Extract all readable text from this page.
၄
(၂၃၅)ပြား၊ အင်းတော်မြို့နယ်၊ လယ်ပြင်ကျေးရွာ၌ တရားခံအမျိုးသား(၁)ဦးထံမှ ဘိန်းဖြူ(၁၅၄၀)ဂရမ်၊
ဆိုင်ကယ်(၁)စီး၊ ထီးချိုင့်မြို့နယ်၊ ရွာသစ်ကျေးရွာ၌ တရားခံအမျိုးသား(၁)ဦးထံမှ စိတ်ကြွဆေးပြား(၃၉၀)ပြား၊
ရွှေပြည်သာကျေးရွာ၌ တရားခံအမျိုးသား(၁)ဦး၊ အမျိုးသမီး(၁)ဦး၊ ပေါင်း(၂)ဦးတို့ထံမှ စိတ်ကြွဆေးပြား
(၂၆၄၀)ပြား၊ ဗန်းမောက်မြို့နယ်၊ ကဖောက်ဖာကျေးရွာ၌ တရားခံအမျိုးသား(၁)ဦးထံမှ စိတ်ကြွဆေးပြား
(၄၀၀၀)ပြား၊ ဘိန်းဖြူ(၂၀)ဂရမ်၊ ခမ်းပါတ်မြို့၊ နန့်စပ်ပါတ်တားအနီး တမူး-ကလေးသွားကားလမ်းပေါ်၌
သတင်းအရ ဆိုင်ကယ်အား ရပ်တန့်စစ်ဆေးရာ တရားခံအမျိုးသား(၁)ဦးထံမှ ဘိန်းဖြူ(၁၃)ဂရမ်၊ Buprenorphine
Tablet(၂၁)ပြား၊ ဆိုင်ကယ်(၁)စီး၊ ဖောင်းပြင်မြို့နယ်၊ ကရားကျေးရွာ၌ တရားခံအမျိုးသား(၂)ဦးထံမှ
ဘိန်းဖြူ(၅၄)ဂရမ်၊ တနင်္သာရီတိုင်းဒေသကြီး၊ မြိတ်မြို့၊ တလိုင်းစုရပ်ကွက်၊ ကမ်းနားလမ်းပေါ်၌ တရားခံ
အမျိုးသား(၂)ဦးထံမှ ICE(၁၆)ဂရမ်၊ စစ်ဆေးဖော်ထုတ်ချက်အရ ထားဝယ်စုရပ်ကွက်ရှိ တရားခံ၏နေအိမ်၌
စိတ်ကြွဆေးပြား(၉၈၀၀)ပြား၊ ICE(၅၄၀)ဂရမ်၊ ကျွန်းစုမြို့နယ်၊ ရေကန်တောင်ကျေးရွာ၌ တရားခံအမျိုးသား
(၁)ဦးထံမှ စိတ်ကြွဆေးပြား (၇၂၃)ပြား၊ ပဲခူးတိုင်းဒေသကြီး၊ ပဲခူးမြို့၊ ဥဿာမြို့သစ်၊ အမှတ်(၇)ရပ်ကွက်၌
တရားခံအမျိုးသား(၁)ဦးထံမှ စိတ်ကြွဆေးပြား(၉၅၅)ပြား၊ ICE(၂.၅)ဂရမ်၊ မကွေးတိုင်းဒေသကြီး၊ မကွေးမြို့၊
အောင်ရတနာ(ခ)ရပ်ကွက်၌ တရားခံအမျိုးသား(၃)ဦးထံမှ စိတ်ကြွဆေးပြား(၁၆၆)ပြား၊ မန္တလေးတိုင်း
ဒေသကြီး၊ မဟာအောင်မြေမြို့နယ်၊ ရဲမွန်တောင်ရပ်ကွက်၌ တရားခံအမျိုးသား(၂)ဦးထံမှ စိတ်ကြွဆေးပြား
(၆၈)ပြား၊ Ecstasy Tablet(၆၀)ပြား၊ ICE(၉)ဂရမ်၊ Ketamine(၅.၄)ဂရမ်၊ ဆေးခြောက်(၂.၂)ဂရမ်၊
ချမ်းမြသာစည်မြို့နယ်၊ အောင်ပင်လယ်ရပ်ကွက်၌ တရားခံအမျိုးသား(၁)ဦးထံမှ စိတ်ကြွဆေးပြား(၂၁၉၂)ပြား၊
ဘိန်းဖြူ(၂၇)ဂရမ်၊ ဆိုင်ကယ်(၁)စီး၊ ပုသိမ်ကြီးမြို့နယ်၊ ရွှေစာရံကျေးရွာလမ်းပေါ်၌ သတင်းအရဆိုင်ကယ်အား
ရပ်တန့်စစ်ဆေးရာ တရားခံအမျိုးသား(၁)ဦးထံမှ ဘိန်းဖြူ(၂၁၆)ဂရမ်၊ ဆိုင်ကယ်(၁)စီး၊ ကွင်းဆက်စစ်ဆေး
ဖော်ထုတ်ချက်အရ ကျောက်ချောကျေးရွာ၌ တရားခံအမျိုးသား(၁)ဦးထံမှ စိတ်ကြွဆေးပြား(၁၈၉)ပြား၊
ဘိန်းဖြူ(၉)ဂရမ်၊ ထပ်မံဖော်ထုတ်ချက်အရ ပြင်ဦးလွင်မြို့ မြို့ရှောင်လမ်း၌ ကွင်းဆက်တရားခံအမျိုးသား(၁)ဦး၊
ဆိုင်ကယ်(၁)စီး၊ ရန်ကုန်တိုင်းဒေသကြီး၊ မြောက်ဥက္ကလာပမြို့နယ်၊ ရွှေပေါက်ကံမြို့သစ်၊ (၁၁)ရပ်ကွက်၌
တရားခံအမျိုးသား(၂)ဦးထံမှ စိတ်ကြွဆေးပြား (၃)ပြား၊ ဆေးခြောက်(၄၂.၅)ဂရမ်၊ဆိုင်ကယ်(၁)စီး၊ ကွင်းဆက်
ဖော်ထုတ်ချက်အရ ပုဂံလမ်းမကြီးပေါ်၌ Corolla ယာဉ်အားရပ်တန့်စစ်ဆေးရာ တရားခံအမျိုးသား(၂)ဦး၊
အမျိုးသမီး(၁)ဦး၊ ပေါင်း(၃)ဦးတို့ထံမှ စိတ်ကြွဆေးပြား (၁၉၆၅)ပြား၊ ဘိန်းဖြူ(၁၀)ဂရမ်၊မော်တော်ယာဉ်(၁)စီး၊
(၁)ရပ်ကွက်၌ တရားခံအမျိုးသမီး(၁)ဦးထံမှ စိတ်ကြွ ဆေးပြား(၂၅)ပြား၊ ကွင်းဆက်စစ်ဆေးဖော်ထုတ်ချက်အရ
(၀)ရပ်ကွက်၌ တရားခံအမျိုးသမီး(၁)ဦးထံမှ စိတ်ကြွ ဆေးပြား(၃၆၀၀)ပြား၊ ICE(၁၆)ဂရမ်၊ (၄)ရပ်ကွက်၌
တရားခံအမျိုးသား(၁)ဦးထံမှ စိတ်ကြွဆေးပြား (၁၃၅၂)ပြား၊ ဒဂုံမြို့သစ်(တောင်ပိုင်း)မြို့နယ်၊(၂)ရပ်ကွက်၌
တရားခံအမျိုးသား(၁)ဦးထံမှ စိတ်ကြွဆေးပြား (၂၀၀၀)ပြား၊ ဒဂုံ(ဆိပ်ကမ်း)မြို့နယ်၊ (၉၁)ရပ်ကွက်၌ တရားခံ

====

Reproduce the material exactly, with every line intact.

Extract all readable text from this page.
၄
(၂၃၅)ပြား၊ အင်းတော်မြို့နယ်၊ လယ်ပြင်ကျေးရွာ၌ တရားခံအမျိုးသား(၁)ဦးထံမှ ဘိန်းဖြူ(၁၅၄၀)ဂရမ်၊
ဆိုင်ကယ်(၁)စီး၊ ထီးချိုင့်မြို့နယ်၊ ရွာသစ်ကျေးရွာ၌ တရားခံအမျိုးသား(၁)ဦးထံမှ စိတ်ကြွဆေးပြား(၃၉၀)ပြား၊
ရွှေပြည်သာကျေးရွာ၌ တရားခံအမျိုးသား(၁)ဦး၊ အမျိုးသမီး(၁)ဦး၊ ပေါင်း(၂)ဦးတို့ထံမှ စိတ်ကြွဆေးပြား
(၂၆၄၀)ပြား၊ ဗန်းမောက်မြို့နယ်၊ ကဖောက်ဖာကျေးရွာ၌ တရားခံအမျိုးသား(၁)ဦးထံမှ စိတ်ကြွဆေးပြား
(၄၀၀၀)ပြား၊ ဘိန်းဖြူ(၂၀)ဂရမ်၊ ခမ်းပါတ်မြို့၊ နန့်စပ်ပါတ်တားအနီး တမူး-ကလေးသွားကားလမ်းပေါ်၌
သတင်းအရ ဆိုင်ကယ်အား ရပ်တန့်စစ်ဆေးရာ တရားခံအမျိုးသား(၁)ဦးထံမှ ဘိန်းဖြူ(၁၃)ဂရမ်၊ Buprenorphine
Tablet(၂၁)ပြား၊ ဆိုင်ကယ်(၁)စီး၊ ဖောင်းပြင်မြို့နယ်၊ ကရားကျေးရွာ၌ တရားခံအမျိုးသား(၂)ဦးထံမှ
ဘိန်းဖြူ(၅၄)ဂရမ်၊ တနင်္သာရီတိုင်းဒေသကြီး၊ မြိတ်မြို့၊ တလိုင်းစုရပ်ကွက်၊ ကမ်းနားလမ်းပေါ်၌ တရားခံ
အမျိုးသား(၂)ဦးထံမှ ICE(၁၆)ဂရမ်၊ စစ်ဆေးဖော်ထုတ်ချက်အရ ထားဝယ်စုရပ်ကွက်ရှိ တရားခံ၏နေအိမ်၌
စိတ်ကြွဆေးပြား(၉၈၀၀)ပြား၊ ICE(၅၄၀)ဂရမ်၊ ကျွန်းစုမြို့နယ်၊ ရေကန်တောင်ကျေးရွာ၌ တရားခံအမျိုးသား
(၁)ဦးထံမှ စိတ်ကြွဆေးပြား (၇၂၃)ပြား၊ ပဲခူးတိုင်းဒေသကြီး၊ ပဲခူးမြို့၊ ဥဿာမြို့သစ်၊ အမှတ်(၇)ရပ်ကွက်၌
တရားခံအမျိုးသား(၁)ဦးထံမှ စိတ်ကြွဆေးပြား(၉၅၅)ပြား၊ ICE(၂.၅)ဂရမ်၊ မကွေးတိုင်းဒေသကြီး၊ မကွေးမြို့၊
အောင်ရတနာ(ခ)ရပ်ကွက်၌ တရားခံအမျိုးသား(၃)ဦးထံမှ စိတ်ကြွဆေးပြား(၁၆၆)ပြား၊ မန္တလေးတိုင်း
ဒေသကြီး၊ မဟာအောင်မြေမြို့နယ်၊ ရဲမွန်တောင်ရပ်ကွက်၌ တရားခံအမျိုးသား(၂)ဦးထံမှ စိတ်ကြွဆေးပြား
(၆၈)ပြား၊ Ecstasy Tablet(၆၀)ပြား၊ ICE(၉)ဂရမ်၊ Ketamine(၅.၄)ဂရမ်၊ ဆေးခြောက်(၂.၂)ဂရမ်၊
ချမ်းမြသာစည်မြို့နယ်၊ အောင်ပင်လယ်ရပ်ကွက်၌ တရားခံအမျိုးသား(၁)ဦးထံမှ စိတ်ကြွဆေးပြား(၂၁၉၂)ပြား၊
ဘိန်းဖြူ(၂၇)ဂရမ်၊ ဆိုင်ကယ်(၁)စီး၊ ပုသိမ်ကြီးမြို့နယ်၊ ရွှေစာရံကျေးရွာလမ်းပေါ်၌ သတင်းအရဆိုင်ကယ်အား
ရပ်တန့်စစ်ဆေးရာ တရားခံအမျိုးသား(၁)ဦးထံမှ ဘိန်းဖြူ(၂၁၆)ဂရမ်၊ ဆိုင်ကယ်(၁)စီး၊ ကွင်းဆက်စစ်ဆေး
ဖော်ထုတ်ချက်အရ ကျောက်ချောကျေးရွာ၌ တရားခံအမျိုးသား(၁)ဦးထံမှ စိတ်ကြွဆေးပြား(၁၈၉)ပြား၊
ဘိန်းဖြူ(၉)ဂရမ်၊ ထပ်မံဖော်ထုတ်ချက်အရ ပြင်ဦးလွင်မြို့ မြို့ရှောင်လမ်း၌ ကွင်းဆက်တရားခံအမျိုးသား(၁)ဦး၊
ဆိုင်ကယ်(၁)စီး၊ ရန်ကုန်တိုင်းဒေသကြီး၊ မြောက်ဥက္ကလာပမြို့နယ်၊ ရွှေပေါက်ကံမြို့သစ်၊ (၁၁)ရပ်ကွက်၌
တရားခံအမျိုးသား(၂)ဦးထံမှ စိတ်ကြွဆေးပြား (၃)ပြား၊ ဆေးခြောက်(၄၂.၅)ဂရမ်၊ဆိုင်ကယ်(၁)စီး၊ ကွင်းဆက်
ဖော်ထုတ်ချက်အရ ပုဂံလမ်းမကြီးပေါ်၌ Corolla ယာဉ်အားရပ်တန့်စစ်ဆေးရာ တရားခံအမျိုးသား(၂)ဦး၊
အမျိုးသမီး(၁)ဦး၊ ပေါင်း(၃)ဦးတို့ထံမှ စိတ်ကြွဆေးပြား (၁၉၆၅)ပြား၊ ဘိန်းဖြူ(၁၀)ဂရမ်၊မော်တော်ယာဉ်(၁)စီး၊
(၁)ရပ်ကွက်၌ တရားခံအမျိုးသမီး(၁)ဦးထံမှ စိတ်ကြွ ဆေးပြား(၂၅)ပြား၊ ကွင်းဆက်စစ်ဆေးဖော်ထုတ်ချက်အရ
(၀)ရပ်ကွက်၌ တရားခံအမျိုးသမီး(၁)ဦးထံမှ စိတ်ကြွ ဆေးပြား(၃၆၀၀)ပြား၊ ICE(၁၆)ဂရမ်၊ (၄)ရပ်ကွက်၌
တရားခံအမျိုးသား(၁)ဦးထံမှ စိတ်ကြွဆေးပြား (၁၃၅၂)ပြား၊ ဒဂုံမြို့သစ်(တောင်ပိုင်း)မြို့နယ်၊(၂)ရပ်ကွက်၌
တရားခံအမျိုးသား(၁)ဦးထံမှ စိတ်ကြွဆေးပြား (၂၀၀၀)ပြား၊ ဒဂုံ(ဆိပ်ကမ်း)မြို့နယ်၊ (၉၁)ရပ်ကွက်၌ တရားခံ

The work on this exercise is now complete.